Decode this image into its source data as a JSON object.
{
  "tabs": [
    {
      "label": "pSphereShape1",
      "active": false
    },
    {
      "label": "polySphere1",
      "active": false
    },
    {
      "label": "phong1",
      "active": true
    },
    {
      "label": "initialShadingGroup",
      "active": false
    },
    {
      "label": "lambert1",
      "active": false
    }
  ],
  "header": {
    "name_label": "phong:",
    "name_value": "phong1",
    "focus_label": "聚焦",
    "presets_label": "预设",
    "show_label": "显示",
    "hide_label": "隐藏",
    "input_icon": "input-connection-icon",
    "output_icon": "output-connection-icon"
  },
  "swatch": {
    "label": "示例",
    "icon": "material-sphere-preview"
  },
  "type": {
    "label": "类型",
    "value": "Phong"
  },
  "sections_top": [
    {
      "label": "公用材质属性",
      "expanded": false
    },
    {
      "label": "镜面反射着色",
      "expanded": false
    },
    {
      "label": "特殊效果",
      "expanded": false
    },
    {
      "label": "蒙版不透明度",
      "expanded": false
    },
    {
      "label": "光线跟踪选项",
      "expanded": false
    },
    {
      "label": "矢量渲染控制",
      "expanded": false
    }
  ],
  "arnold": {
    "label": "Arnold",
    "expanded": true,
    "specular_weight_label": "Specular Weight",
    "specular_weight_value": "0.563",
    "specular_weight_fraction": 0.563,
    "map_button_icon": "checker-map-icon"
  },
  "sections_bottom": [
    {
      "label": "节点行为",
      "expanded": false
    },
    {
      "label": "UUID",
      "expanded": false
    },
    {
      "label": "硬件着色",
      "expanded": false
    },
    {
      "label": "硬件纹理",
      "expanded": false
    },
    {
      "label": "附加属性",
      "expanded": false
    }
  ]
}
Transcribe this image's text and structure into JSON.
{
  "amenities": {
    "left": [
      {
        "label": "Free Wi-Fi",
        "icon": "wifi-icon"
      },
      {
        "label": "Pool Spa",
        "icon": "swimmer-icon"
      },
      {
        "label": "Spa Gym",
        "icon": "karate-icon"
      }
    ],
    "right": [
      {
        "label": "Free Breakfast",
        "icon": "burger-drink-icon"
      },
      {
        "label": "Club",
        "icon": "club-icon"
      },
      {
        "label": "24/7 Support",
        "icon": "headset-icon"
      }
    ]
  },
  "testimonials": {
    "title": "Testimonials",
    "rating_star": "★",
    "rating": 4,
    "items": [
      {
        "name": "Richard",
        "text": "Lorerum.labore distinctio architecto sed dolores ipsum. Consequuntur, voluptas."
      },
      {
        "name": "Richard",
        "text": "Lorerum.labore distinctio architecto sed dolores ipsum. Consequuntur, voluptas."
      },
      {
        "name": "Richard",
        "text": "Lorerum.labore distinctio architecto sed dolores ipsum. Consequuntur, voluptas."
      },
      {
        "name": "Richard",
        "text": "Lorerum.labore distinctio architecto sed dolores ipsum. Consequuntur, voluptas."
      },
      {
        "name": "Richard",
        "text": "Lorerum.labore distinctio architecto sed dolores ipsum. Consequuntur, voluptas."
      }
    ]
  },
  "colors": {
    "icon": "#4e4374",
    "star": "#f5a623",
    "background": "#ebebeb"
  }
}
==================================================
▶ _Problem details_
For this exercise, please retype exactly the lines in the listing from the line with "Transcribe this image's" through its last line, both ends included.

▶ _Finished task_
Transcribe this image's text and structure into JSON.
{
  "amenities": {
    "left": [
      {
        "label": "Free Wi-Fi",
        "icon": "wifi-icon"
      },
      {
        "label": "Pool Spa",
        "icon": "swimmer-icon"
      },
      {
        "label": "Spa Gym",
        "icon": "karate-icon"
      }
    ],
    "right": [
      {
        "label": "Free Breakfast",
        "icon": "burger-drink-icon"
      },
      {
        "label": "Club",
        "icon": "club-icon"
      },
      {
        "label": "24/7 Support",
        "icon": "headset-icon"
      }
    ]
  },
  "testimonials": {
    "title": "Testimonials",
    "rating_star": "★",
    "rating": 4,
    "items": [
      {
        "name": "Richard",
        "text": "Lorerum.labore distinctio architecto sed dolores ipsum. Consequuntur, voluptas."
      },
      {
        "name": "Richard",
        "text": "Lorerum.labore distinctio architecto sed dolores ipsum. Consequuntur, voluptas."
      },
      {
        "name": "Richard",
        "text": "Lorerum.labore distinctio architecto sed dolores ipsum. Consequuntur, voluptas."
      },
      {
        "name": "Richard",
        "text": "Lorerum.labore distinctio architecto sed dolores ipsum. Consequuntur, voluptas."
      },
      {
        "name": "Richard",
        "text": "Lorerum.labore distinctio architecto sed dolores ipsum. Consequuntur, voluptas."
      }
    ]
  },
  "colors": {
    "icon": "#4e4374",
    "star": "#f5a623",
    "background": "#ebebeb"
  }
}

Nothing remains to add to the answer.